begin

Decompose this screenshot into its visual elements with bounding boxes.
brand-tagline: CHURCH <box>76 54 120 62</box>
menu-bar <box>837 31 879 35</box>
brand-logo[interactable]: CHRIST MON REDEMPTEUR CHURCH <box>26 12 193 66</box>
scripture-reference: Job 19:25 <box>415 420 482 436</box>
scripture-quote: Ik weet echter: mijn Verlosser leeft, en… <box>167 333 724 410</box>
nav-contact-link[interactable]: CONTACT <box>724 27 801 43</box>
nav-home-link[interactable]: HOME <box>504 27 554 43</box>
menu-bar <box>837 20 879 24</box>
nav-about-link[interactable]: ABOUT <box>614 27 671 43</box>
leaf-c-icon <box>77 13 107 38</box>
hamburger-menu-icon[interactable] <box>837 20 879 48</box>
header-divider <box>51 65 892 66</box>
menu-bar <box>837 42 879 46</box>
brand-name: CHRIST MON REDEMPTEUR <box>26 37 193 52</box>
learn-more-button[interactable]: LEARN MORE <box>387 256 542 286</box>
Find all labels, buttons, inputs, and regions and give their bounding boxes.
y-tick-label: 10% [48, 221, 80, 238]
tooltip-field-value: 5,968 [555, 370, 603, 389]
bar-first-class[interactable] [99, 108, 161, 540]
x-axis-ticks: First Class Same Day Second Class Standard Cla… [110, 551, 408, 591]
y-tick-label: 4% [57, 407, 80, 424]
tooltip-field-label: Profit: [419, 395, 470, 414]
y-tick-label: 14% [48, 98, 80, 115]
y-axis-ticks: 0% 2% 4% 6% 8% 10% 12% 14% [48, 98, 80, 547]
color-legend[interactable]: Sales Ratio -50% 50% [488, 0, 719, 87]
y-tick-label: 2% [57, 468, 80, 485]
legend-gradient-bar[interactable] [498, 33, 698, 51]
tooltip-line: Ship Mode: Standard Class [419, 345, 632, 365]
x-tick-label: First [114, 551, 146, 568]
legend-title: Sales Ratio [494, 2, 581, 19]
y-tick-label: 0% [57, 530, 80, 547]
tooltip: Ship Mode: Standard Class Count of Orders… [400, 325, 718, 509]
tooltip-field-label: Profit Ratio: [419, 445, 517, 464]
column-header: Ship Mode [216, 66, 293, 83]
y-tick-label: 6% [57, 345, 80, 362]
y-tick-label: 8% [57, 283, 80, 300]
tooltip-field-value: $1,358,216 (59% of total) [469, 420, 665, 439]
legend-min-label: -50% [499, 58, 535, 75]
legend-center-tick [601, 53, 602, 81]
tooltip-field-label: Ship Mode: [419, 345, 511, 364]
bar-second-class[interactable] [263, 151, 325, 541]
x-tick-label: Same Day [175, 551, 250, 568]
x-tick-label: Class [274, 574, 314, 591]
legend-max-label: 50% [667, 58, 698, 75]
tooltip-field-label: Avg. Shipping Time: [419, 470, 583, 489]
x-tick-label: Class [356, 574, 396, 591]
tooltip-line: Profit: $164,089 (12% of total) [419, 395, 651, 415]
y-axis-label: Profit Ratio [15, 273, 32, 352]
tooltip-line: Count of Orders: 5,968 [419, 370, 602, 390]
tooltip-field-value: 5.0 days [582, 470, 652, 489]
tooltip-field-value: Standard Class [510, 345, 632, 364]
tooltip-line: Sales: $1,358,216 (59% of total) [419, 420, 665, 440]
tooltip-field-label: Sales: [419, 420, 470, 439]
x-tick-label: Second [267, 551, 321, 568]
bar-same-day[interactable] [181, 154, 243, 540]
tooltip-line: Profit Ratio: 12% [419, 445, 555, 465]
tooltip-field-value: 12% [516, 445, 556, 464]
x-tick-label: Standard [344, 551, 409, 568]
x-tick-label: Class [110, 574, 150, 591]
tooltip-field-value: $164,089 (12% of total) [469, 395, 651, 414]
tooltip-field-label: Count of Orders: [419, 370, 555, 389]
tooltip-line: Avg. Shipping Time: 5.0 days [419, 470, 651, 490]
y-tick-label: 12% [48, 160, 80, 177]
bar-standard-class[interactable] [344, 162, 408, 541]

end

◆ SET PROBLEM:
Please copy all the records above line for line, with no changes.

◆ COMPLETE RESPONSE:
Decompose this screenshot into its visual elements with bounding boxes.
brand-tagline: CHURCH <box>76 54 120 62</box>
menu-bar <box>837 31 879 35</box>
brand-logo[interactable]: CHRIST MON REDEMPTEUR CHURCH <box>26 12 193 66</box>
scripture-reference: Job 19:25 <box>415 420 482 436</box>
scripture-quote: Ik weet echter: mijn Verlosser leeft, en… <box>167 333 724 410</box>
nav-contact-link[interactable]: CONTACT <box>724 27 801 43</box>
nav-home-link[interactable]: HOME <box>504 27 554 43</box>
menu-bar <box>837 20 879 24</box>
nav-about-link[interactable]: ABOUT <box>614 27 671 43</box>
leaf-c-icon <box>77 13 107 38</box>
hamburger-menu-icon[interactable] <box>837 20 879 48</box>
header-divider <box>51 65 892 66</box>
menu-bar <box>837 42 879 46</box>
brand-name: CHRIST MON REDEMPTEUR <box>26 37 193 52</box>
learn-more-button[interactable]: LEARN MORE <box>387 256 542 286</box>
Find all labels, buttons, inputs, and regions and give their bounding boxes.
y-tick-label: 10% [48, 221, 80, 238]
tooltip-field-value: 5,968 [555, 370, 603, 389]
bar-first-class[interactable] [99, 108, 161, 540]
x-axis-ticks: First Class Same Day Second Class Standard Cla… [110, 551, 408, 591]
y-tick-label: 4% [57, 407, 80, 424]
tooltip-field-label: Profit: [419, 395, 470, 414]
y-tick-label: 14% [48, 98, 80, 115]
y-axis-ticks: 0% 2% 4% 6% 8% 10% 12% 14% [48, 98, 80, 547]
color-legend[interactable]: Sales Ratio -50% 50% [488, 0, 719, 87]
y-tick-label: 2% [57, 468, 80, 485]
legend-gradient-bar[interactable] [498, 33, 698, 51]
tooltip-line: Ship Mode: Standard Class [419, 345, 632, 365]
x-tick-label: First [114, 551, 146, 568]
legend-title: Sales Ratio [494, 2, 581, 19]
y-tick-label: 0% [57, 530, 80, 547]
tooltip: Ship Mode: Standard Class Count of Orders… [400, 325, 718, 509]
tooltip-field-label: Profit Ratio: [419, 445, 517, 464]
column-header: Ship Mode [216, 66, 293, 83]
y-tick-label: 6% [57, 345, 80, 362]
y-tick-label: 8% [57, 283, 80, 300]
tooltip-field-value: $1,358,216 (59% of total) [469, 420, 665, 439]
legend-min-label: -50% [499, 58, 535, 75]
legend-center-tick [601, 53, 602, 81]
tooltip-field-label: Ship Mode: [419, 345, 511, 364]
bar-second-class[interactable] [263, 151, 325, 541]
x-tick-label: Same Day [175, 551, 250, 568]
x-tick-label: Class [274, 574, 314, 591]
legend-max-label: 50% [667, 58, 698, 75]
tooltip-field-label: Avg. Shipping Time: [419, 470, 583, 489]
x-tick-label: Class [356, 574, 396, 591]
tooltip-line: Profit: $164,089 (12% of total) [419, 395, 651, 415]
y-axis-label: Profit Ratio [15, 273, 32, 352]
tooltip-line: Count of Orders: 5,968 [419, 370, 602, 390]
tooltip-field-value: 5.0 days [582, 470, 652, 489]
tooltip-field-value: Standard Class [510, 345, 632, 364]
tooltip-line: Sales: $1,358,216 (59% of total) [419, 420, 665, 440]
tooltip-field-label: Sales: [419, 420, 470, 439]
x-tick-label: Second [267, 551, 321, 568]
bar-same-day[interactable] [181, 154, 243, 540]
tooltip-line: Profit Ratio: 12% [419, 445, 555, 465]
tooltip-field-value: 12% [516, 445, 556, 464]
x-tick-label: Standard [344, 551, 409, 568]
x-tick-label: Class [110, 574, 150, 591]
tooltip-field-value: $164,089 (12% of total) [469, 395, 651, 414]
tooltip-field-label: Count of Orders: [419, 370, 555, 389]
tooltip-line: Avg. Shipping Time: 5.0 days [419, 470, 651, 490]
y-tick-label: 12% [48, 160, 80, 177]
bar-standard-class[interactable] [344, 162, 408, 541]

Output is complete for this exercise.